* Directions for this task: Print the lines from the first one through the line containing "toc-entry-label: 4.4. Obszar", reproducing each exactly.

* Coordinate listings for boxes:
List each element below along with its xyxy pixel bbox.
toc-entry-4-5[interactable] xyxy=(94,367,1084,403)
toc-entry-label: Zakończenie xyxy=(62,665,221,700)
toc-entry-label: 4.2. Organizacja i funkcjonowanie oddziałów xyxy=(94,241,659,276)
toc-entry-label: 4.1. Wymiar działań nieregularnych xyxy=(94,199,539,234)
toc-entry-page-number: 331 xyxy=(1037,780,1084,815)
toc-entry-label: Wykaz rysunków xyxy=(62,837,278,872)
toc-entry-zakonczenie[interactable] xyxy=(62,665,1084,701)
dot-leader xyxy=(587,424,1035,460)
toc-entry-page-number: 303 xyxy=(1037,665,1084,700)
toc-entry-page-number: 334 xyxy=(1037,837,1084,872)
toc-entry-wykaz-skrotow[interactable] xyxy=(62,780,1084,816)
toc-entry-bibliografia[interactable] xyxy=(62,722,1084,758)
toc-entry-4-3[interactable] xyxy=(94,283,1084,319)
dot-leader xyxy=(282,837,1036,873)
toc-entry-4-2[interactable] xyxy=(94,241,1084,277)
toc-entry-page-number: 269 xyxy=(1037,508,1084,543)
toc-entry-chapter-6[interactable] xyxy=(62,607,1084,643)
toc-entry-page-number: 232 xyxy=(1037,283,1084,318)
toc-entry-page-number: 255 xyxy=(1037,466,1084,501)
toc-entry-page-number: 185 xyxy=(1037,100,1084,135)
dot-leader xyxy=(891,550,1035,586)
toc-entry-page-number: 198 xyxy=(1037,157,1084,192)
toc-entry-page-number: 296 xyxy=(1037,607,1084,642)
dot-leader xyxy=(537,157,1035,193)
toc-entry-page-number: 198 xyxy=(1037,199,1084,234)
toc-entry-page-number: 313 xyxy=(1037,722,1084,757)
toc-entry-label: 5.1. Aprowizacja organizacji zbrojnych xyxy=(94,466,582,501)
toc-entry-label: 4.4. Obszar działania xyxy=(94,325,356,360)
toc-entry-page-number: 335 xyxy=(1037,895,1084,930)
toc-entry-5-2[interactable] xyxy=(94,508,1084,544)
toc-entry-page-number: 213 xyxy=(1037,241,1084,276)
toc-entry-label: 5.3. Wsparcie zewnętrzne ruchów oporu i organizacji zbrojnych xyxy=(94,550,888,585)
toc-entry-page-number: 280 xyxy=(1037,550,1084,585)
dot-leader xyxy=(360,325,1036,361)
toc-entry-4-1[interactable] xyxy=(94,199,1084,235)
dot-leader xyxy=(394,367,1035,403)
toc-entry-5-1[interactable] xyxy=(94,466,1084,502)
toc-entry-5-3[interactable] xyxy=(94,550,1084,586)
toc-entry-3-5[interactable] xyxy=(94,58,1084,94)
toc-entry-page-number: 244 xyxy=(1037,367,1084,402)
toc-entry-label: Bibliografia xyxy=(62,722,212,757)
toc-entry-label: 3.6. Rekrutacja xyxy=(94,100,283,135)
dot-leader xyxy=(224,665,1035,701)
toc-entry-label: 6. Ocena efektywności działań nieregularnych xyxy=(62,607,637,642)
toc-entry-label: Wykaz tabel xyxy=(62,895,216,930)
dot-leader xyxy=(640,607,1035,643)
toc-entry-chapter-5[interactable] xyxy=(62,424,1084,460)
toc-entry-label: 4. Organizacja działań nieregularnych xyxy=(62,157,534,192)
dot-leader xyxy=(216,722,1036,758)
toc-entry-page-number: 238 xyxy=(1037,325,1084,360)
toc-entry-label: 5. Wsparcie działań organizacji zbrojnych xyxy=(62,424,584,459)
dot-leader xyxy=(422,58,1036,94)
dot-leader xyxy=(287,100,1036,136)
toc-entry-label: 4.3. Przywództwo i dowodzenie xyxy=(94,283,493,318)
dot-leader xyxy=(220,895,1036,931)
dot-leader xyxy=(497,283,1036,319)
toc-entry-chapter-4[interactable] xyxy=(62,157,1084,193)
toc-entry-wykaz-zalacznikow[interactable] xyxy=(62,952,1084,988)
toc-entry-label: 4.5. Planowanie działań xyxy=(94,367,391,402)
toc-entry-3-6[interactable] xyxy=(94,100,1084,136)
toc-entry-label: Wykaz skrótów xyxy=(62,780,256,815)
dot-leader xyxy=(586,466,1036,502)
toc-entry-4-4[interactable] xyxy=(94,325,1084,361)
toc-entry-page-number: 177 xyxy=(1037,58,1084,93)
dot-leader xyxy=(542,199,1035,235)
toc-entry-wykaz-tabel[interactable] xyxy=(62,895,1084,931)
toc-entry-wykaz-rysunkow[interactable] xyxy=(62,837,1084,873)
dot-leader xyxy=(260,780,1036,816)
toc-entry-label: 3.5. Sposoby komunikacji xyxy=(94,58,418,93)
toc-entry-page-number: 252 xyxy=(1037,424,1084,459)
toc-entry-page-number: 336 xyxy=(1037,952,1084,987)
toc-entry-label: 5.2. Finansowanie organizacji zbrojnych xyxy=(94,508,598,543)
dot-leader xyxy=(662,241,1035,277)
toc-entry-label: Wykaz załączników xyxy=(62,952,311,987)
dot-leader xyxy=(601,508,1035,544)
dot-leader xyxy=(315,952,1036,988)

* Response to the task:
List each element below along with its xyxy pixel bbox.
toc-entry-4-5[interactable] xyxy=(94,367,1084,403)
toc-entry-label: Zakończenie xyxy=(62,665,221,700)
toc-entry-label: 4.2. Organizacja i funkcjonowanie oddziałów xyxy=(94,241,659,276)
toc-entry-label: 4.1. Wymiar działań nieregularnych xyxy=(94,199,539,234)
toc-entry-page-number: 331 xyxy=(1037,780,1084,815)
toc-entry-label: Wykaz rysunków xyxy=(62,837,278,872)
toc-entry-zakonczenie[interactable] xyxy=(62,665,1084,701)
dot-leader xyxy=(587,424,1035,460)
toc-entry-page-number: 303 xyxy=(1037,665,1084,700)
toc-entry-page-number: 334 xyxy=(1037,837,1084,872)
toc-entry-wykaz-skrotow[interactable] xyxy=(62,780,1084,816)
toc-entry-bibliografia[interactable] xyxy=(62,722,1084,758)
toc-entry-4-3[interactable] xyxy=(94,283,1084,319)
dot-leader xyxy=(282,837,1036,873)
toc-entry-4-2[interactable] xyxy=(94,241,1084,277)
toc-entry-page-number: 269 xyxy=(1037,508,1084,543)
toc-entry-chapter-6[interactable] xyxy=(62,607,1084,643)
toc-entry-page-number: 232 xyxy=(1037,283,1084,318)
toc-entry-page-number: 255 xyxy=(1037,466,1084,501)
toc-entry-page-number: 185 xyxy=(1037,100,1084,135)
dot-leader xyxy=(891,550,1035,586)
toc-entry-page-number: 198 xyxy=(1037,157,1084,192)
toc-entry-page-number: 296 xyxy=(1037,607,1084,642)
dot-leader xyxy=(537,157,1035,193)
toc-entry-page-number: 198 xyxy=(1037,199,1084,234)
toc-entry-page-number: 313 xyxy=(1037,722,1084,757)
toc-entry-label: 5.1. Aprowizacja organizacji zbrojnych xyxy=(94,466,582,501)
toc-entry-label: 4.4. Obszar działania xyxy=(94,325,356,360)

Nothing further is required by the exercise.